• [Task description]:
Counting only lines that hold "アカウント", give the total and nothing more.

....

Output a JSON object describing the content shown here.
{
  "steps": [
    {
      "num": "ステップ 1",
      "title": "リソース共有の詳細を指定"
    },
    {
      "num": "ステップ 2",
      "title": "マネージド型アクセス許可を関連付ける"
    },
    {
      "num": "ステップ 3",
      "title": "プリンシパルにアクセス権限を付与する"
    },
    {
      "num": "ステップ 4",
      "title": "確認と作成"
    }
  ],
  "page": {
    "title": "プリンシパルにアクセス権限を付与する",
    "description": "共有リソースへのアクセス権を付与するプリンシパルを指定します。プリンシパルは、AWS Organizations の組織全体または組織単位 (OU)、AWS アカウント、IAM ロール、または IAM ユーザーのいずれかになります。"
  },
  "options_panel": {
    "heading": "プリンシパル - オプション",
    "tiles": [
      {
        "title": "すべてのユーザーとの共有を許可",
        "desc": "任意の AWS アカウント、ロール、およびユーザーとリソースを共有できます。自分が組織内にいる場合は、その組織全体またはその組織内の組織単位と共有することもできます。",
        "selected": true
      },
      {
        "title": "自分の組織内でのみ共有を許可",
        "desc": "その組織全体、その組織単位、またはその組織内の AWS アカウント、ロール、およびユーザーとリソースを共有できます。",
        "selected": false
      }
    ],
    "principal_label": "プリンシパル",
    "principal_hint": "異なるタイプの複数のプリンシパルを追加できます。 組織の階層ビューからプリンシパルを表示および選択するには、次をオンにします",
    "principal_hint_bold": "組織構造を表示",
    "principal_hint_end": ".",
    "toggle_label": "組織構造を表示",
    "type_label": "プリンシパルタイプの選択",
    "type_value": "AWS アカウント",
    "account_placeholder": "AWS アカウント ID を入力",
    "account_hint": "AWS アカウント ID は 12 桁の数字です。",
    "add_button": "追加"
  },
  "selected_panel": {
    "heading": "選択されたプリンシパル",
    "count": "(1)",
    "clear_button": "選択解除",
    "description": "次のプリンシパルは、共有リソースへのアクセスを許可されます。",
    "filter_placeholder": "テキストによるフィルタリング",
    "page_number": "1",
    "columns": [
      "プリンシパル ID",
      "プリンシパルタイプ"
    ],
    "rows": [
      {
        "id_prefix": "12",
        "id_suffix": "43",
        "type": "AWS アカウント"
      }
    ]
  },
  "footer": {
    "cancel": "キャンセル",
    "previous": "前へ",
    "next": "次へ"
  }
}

....

• [Final answer]:
7